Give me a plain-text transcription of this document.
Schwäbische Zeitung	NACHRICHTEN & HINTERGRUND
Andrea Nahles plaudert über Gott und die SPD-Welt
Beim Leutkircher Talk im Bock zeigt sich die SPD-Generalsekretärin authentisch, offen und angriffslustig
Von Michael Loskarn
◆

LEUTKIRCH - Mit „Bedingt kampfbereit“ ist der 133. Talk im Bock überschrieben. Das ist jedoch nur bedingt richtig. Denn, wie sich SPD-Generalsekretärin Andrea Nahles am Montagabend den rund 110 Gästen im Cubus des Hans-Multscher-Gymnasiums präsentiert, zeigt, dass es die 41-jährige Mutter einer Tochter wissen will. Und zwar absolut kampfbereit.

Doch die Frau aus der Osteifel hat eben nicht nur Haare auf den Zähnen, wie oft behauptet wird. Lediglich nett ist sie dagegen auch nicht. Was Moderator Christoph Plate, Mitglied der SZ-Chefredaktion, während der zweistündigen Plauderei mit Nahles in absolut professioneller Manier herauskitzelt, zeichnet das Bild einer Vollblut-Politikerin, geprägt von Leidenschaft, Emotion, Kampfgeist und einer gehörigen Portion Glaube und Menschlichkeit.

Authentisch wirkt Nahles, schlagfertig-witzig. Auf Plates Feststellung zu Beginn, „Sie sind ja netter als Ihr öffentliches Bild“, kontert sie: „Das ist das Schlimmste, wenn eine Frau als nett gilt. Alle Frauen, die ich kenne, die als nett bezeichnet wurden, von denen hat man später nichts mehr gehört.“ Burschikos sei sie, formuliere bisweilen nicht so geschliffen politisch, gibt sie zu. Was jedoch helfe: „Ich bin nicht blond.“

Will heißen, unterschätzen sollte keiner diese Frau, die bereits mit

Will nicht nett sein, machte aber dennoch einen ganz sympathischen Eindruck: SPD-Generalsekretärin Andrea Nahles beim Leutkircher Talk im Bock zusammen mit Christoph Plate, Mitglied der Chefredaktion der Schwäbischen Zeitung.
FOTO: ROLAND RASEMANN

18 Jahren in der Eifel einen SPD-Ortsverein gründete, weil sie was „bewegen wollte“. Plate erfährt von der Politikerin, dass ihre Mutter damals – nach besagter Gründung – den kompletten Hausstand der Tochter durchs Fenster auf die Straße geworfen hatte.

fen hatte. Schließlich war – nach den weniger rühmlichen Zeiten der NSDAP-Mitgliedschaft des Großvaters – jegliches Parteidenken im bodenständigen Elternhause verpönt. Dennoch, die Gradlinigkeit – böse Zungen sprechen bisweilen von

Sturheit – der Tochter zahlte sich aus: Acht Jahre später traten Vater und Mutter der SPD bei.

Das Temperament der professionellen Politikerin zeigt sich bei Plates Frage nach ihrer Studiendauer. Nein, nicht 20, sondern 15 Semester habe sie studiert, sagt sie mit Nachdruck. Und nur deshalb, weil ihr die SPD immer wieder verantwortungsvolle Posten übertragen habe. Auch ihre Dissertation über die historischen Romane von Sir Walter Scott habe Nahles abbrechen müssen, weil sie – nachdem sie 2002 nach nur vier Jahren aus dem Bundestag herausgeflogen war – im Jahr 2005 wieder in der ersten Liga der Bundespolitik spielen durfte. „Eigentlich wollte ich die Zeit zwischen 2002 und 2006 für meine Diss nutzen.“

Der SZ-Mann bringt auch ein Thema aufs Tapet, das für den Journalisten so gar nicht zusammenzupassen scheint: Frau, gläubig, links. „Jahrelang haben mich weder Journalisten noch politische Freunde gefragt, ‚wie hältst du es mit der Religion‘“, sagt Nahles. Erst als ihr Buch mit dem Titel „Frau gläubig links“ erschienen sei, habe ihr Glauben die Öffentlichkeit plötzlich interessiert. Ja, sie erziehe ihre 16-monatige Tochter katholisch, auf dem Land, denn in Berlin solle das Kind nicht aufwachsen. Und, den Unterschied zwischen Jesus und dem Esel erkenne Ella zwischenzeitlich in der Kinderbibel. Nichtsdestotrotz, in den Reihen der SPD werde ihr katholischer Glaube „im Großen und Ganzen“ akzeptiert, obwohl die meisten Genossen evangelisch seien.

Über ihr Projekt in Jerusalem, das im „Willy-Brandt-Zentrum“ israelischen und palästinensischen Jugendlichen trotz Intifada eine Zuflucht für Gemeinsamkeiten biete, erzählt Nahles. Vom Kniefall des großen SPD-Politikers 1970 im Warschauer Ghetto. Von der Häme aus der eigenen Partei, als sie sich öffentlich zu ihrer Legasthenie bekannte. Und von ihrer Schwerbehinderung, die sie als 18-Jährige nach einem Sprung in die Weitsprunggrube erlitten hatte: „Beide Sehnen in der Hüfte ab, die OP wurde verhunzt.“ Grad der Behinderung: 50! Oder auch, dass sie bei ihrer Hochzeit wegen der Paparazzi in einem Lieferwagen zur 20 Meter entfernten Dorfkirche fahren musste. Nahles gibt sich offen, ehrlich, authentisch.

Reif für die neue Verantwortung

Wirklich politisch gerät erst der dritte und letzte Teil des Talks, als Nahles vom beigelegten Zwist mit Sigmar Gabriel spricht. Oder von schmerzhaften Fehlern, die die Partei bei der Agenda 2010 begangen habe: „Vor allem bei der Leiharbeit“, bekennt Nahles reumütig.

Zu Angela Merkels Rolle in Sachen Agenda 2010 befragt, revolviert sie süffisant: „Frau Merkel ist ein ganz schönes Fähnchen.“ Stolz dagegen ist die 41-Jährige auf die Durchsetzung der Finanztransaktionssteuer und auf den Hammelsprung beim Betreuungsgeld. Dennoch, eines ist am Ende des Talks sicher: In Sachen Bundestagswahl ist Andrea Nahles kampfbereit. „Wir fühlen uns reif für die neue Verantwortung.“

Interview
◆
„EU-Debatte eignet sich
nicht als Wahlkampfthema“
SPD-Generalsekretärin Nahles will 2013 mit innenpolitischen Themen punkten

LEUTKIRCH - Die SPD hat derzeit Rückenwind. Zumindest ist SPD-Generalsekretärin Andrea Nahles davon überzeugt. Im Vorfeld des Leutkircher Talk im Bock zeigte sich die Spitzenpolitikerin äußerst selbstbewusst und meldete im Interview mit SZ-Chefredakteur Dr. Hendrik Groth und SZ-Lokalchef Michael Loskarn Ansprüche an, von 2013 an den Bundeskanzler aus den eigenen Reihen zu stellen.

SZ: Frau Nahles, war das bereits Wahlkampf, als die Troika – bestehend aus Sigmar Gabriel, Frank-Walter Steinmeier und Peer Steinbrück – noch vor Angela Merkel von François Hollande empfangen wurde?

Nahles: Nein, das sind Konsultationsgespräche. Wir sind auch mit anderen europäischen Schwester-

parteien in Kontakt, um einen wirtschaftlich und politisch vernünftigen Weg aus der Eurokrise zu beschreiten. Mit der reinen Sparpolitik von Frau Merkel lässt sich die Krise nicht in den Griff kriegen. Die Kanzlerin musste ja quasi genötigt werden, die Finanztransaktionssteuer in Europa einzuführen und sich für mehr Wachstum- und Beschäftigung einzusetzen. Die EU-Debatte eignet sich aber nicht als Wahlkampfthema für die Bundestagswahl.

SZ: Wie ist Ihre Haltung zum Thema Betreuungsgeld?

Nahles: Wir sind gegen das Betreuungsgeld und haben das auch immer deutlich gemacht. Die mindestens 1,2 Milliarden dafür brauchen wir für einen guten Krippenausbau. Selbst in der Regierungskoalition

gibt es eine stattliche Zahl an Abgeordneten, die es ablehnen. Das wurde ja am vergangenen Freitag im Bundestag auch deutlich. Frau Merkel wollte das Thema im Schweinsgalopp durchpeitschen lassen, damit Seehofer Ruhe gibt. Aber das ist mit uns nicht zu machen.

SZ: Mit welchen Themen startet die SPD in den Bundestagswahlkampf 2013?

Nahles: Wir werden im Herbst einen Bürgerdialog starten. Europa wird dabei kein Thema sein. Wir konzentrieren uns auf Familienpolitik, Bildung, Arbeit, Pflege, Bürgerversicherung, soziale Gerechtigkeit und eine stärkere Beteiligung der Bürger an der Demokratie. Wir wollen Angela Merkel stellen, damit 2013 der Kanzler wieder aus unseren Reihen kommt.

# # #

» Exercise:
Above are the records; copy every line in them that holds the word "Loskarn".

» Correct output:
Von Michael Loskarn
LEUTKIRCH - Die SPD hat derzeit Rückenwind. Zumindest ist SPD-Generalsekretärin Andrea Nahles davon überzeugt. Im Vorfeld des Leutkircher Talk im Bock zeigte sich die Spitzenpolitikerin äußerst selbstbewusst und meldete im Interview mit SZ-Chefredakteur Dr. Hendrik Groth und SZ-Lokalchef Michael Loskarn Ansprüche an, von 2013 an den Bundeskanzler aus den eigenen Reihen zu stellen.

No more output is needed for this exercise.